* **Goal**
Without changing a character, return the entries, but not the images they hold.

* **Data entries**
※

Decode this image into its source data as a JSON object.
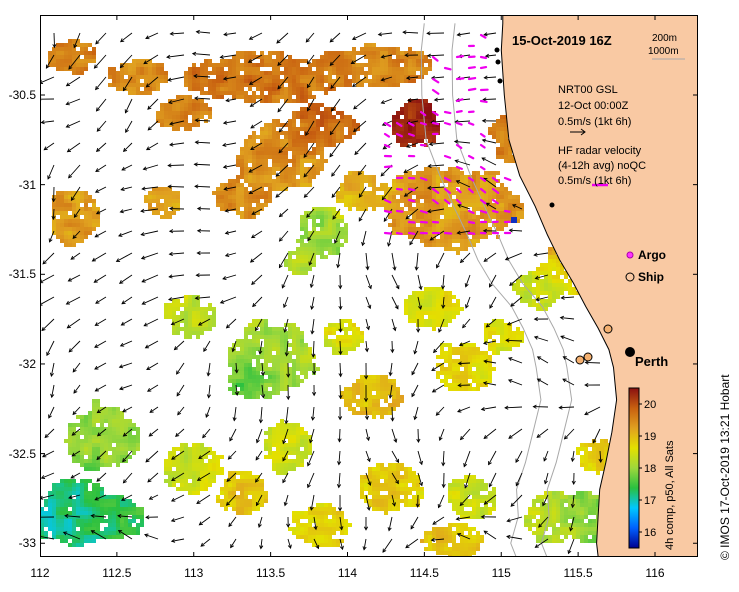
{
  "map": {
    "title": "15-Oct-2019 16Z",
    "isobaths": [
      "200m",
      "1000m"
    ],
    "gsl": {
      "line1": "NRT00 GSL",
      "line2": "12-Oct 00:00Z",
      "line3": "0.5m/s (1kt 6h)"
    },
    "hf": {
      "line1": "HF radar velocity",
      "line2": "(4-12h avg) noQC",
      "line3": "0.5m/s (1kt 6h)"
    },
    "legend": {
      "argo": "Argo",
      "ship": "Ship"
    },
    "city": "Perth",
    "colorbar": {
      "ticks": [
        "20",
        "19",
        "18",
        "17",
        "16"
      ],
      "label": "4h comp, p50, All Sats",
      "min": 15.5,
      "max": 20.5
    },
    "credit": "© IMOS 17-Oct-2019 13:21 Hobart",
    "x_ticks": [
      "112",
      "112.5",
      "113",
      "113.5",
      "114",
      "114.5",
      "115",
      "115.5",
      "116"
    ],
    "y_ticks": [
      "-30.5",
      "-31",
      "-31.5",
      "-32",
      "-32.5",
      "-33"
    ],
    "lon_range": [
      112,
      116.3
    ],
    "lat_range": [
      -33.1,
      -30.1
    ]
  },
  "colors": {
    "land": "#f9c9a3",
    "hf_arrow": "#ee00ee",
    "argo": "#ff33ff",
    "ship_fill": "#f4b070",
    "colorbar_stops": [
      "#000090",
      "#0060ff",
      "#00c8ff",
      "#2ac040",
      "#9ed83c",
      "#e4e000",
      "#e0a020",
      "#c86010",
      "#8a1010"
    ]
  }
}
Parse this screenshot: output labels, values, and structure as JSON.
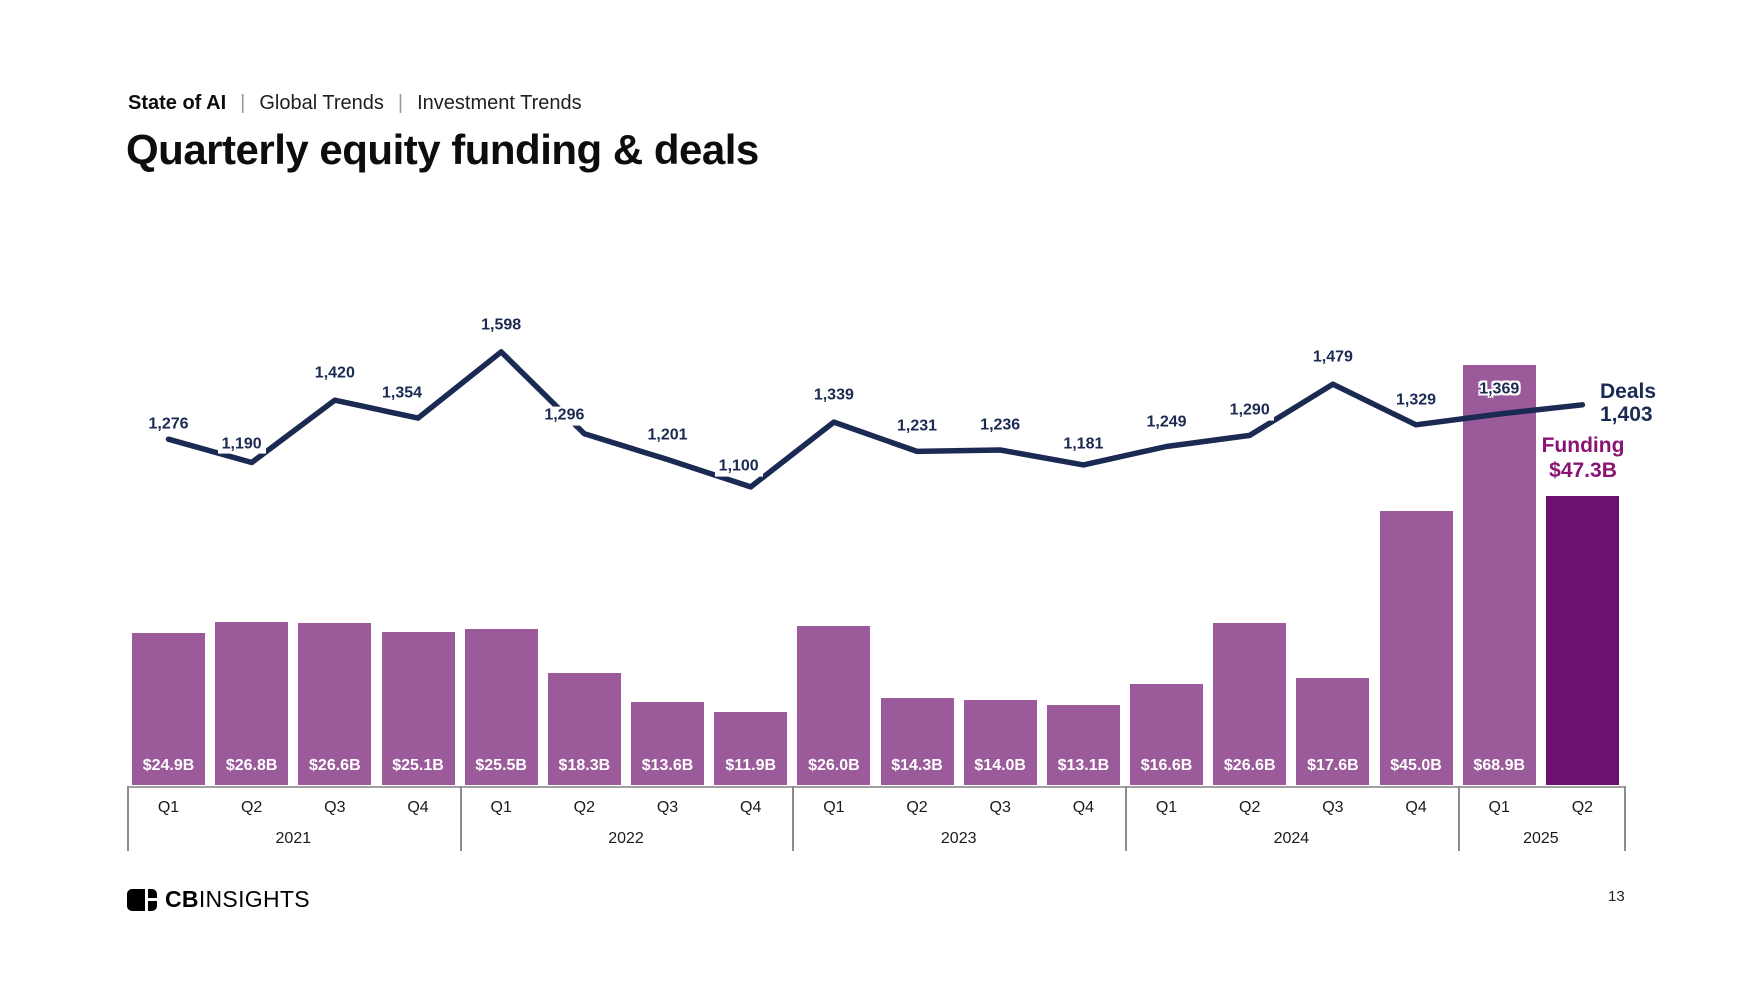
{
  "breadcrumb": {
    "items": [
      "State of AI",
      "Global Trends",
      "Investment Trends"
    ],
    "separator": "|"
  },
  "title": "Quarterly equity funding & deals",
  "footer": {
    "logo_bold": "CB",
    "logo_rest": "INSIGHTS",
    "page_number": "13"
  },
  "colors": {
    "bar": "#9b5a9a",
    "bar_highlight": "#6e1070",
    "line": "#1b2a52",
    "deals_text": "#1b2a52",
    "funding_text": "#8a1473",
    "axis": "#8c8c8c"
  },
  "chart_data": {
    "type": "bar+line",
    "title": "Quarterly equity funding & deals",
    "grid": false,
    "legend_position": "right",
    "x_groups": [
      {
        "year": "2021",
        "quarters": [
          "Q1",
          "Q2",
          "Q3",
          "Q4"
        ]
      },
      {
        "year": "2022",
        "quarters": [
          "Q1",
          "Q2",
          "Q3",
          "Q4"
        ]
      },
      {
        "year": "2023",
        "quarters": [
          "Q1",
          "Q2",
          "Q3",
          "Q4"
        ]
      },
      {
        "year": "2024",
        "quarters": [
          "Q1",
          "Q2",
          "Q3",
          "Q4"
        ]
      },
      {
        "year": "2025",
        "quarters": [
          "Q1",
          "Q2"
        ]
      }
    ],
    "series": [
      {
        "name": "Funding",
        "type": "bar",
        "unit": "$B",
        "values": [
          24.9,
          26.8,
          26.6,
          25.1,
          25.5,
          18.3,
          13.6,
          11.9,
          26.0,
          14.3,
          14.0,
          13.1,
          16.6,
          26.6,
          17.6,
          45.0,
          68.9,
          47.3
        ],
        "labels": [
          "$24.9B",
          "$26.8B",
          "$26.6B",
          "$25.1B",
          "$25.5B",
          "$18.3B",
          "$13.6B",
          "$11.9B",
          "$26.0B",
          "$14.3B",
          "$14.0B",
          "$13.1B",
          "$16.6B",
          "$26.6B",
          "$17.6B",
          "$45.0B",
          "$68.9B",
          null
        ],
        "highlight_last": true
      },
      {
        "name": "Deals",
        "type": "line",
        "values": [
          1276,
          1190,
          1420,
          1354,
          1598,
          1296,
          1201,
          1100,
          1339,
          1231,
          1236,
          1181,
          1249,
          1290,
          1479,
          1329,
          1369,
          1403
        ],
        "labels": [
          "1,276",
          "1,190",
          "1,420",
          "1,354",
          "1,598",
          "1,296",
          "1,201",
          "1,100",
          "1,339",
          "1,231",
          "1,236",
          "1,181",
          "1,249",
          "1,290",
          "1,479",
          "1,329",
          "1,369",
          null
        ]
      }
    ],
    "annotations": {
      "deals": {
        "label": "Deals",
        "value": "1,403"
      },
      "funding": {
        "label": "Funding",
        "value": "$47.3B"
      }
    }
  }
}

※

* **Worked answer**
Decode this image into its source data as a JSON object.
{
  "map": {
    "title": "15-Oct-2019 16Z",
    "isobaths": [
      "200m",
      "1000m"
    ],
    "gsl": {
      "line1": "NRT00 GSL",
      "line2": "12-Oct 00:00Z",
      "line3": "0.5m/s (1kt 6h)"
    },
    "hf": {
      "line1": "HF radar velocity",
      "line2": "(4-12h avg) noQC",
      "line3": "0.5m/s (1kt 6h)"
    },
    "legend": {
      "argo": "Argo",
      "ship": "Ship"
    },
    "city": "Perth",
    "colorbar": {
      "ticks": [
        "20",
        "19",
        "18",
        "17",
        "16"
      ],
      "label": "4h comp, p50, All Sats",
      "min": 15.5,
      "max": 20.5
    },
    "credit": "© IMOS 17-Oct-2019 13:21 Hobart",
    "x_ticks": [
      "112",
      "112.5",
      "113",
      "113.5",
      "114",
      "114.5",
      "115",
      "115.5",
      "116"
    ],
    "y_ticks": [
      "-30.5",
      "-31",
      "-31.5",
      "-32",
      "-32.5",
      "-33"
    ],
    "lon_range": [
      112,
      116.3
    ],
    "lat_range": [
      -33.1,
      -30.1
    ]
  },
  "colors": {
    "land": "#f9c9a3",
    "hf_arrow": "#ee00ee",
    "argo": "#ff33ff",
    "ship_fill": "#f4b070",
    "colorbar_stops": [
      "#000090",
      "#0060ff",
      "#00c8ff",
      "#2ac040",
      "#9ed83c",
      "#e4e000",
      "#e0a020",
      "#c86010",
      "#8a1010"
    ]
  }
}
Parse this screenshot: output labels, values, and structure as JSON.
{
  "breadcrumb": {
    "items": [
      "State of AI",
      "Global Trends",
      "Investment Trends"
    ],
    "separator": "|"
  },
  "title": "Quarterly equity funding & deals",
  "footer": {
    "logo_bold": "CB",
    "logo_rest": "INSIGHTS",
    "page_number": "13"
  },
  "colors": {
    "bar": "#9b5a9a",
    "bar_highlight": "#6e1070",
    "line": "#1b2a52",
    "deals_text": "#1b2a52",
    "funding_text": "#8a1473",
    "axis": "#8c8c8c"
  },
  "chart_data": {
    "type": "bar+line",
    "title": "Quarterly equity funding & deals",
    "grid": false,
    "legend_position": "right",
    "x_groups": [
      {
        "year": "2021",
        "quarters": [
          "Q1",
          "Q2",
          "Q3",
          "Q4"
        ]
      },
      {
        "year": "2022",
        "quarters": [
          "Q1",
          "Q2",
          "Q3",
          "Q4"
        ]
      },
      {
        "year": "2023",
        "quarters": [
          "Q1",
          "Q2",
          "Q3",
          "Q4"
        ]
      },
      {
        "year": "2024",
        "quarters": [
          "Q1",
          "Q2",
          "Q3",
          "Q4"
        ]
      },
      {
        "year": "2025",
        "quarters": [
          "Q1",
          "Q2"
        ]
      }
    ],
    "series": [
      {
        "name": "Funding",
        "type": "bar",
        "unit": "$B",
        "values": [
          24.9,
          26.8,
          26.6,
          25.1,
          25.5,
          18.3,
          13.6,
          11.9,
          26.0,
          14.3,
          14.0,
          13.1,
          16.6,
          26.6,
          17.6,
          45.0,
          68.9,
          47.3
        ],
        "labels": [
          "$24.9B",
          "$26.8B",
          "$26.6B",
          "$25.1B",
          "$25.5B",
          "$18.3B",
          "$13.6B",
          "$11.9B",
          "$26.0B",
          "$14.3B",
          "$14.0B",
          "$13.1B",
          "$16.6B",
          "$26.6B",
          "$17.6B",
          "$45.0B",
          "$68.9B",
          null
        ],
        "highlight_last": true
      },
      {
        "name": "Deals",
        "type": "line",
        "values": [
          1276,
          1190,
          1420,
          1354,
          1598,
          1296,
          1201,
          1100,
          1339,
          1231,
          1236,
          1181,
          1249,
          1290,
          1479,
          1329,
          1369,
          1403
        ],
        "labels": [
          "1,276",
          "1,190",
          "1,420",
          "1,354",
          "1,598",
          "1,296",
          "1,201",
          "1,100",
          "1,339",
          "1,231",
          "1,236",
          "1,181",
          "1,249",
          "1,290",
          "1,479",
          "1,329",
          "1,369",
          null
        ]
      }
    ],
    "annotations": {
      "deals": {
        "label": "Deals",
        "value": "1,403"
      },
      "funding": {
        "label": "Funding",
        "value": "$47.3B"
      }
    }
  }
}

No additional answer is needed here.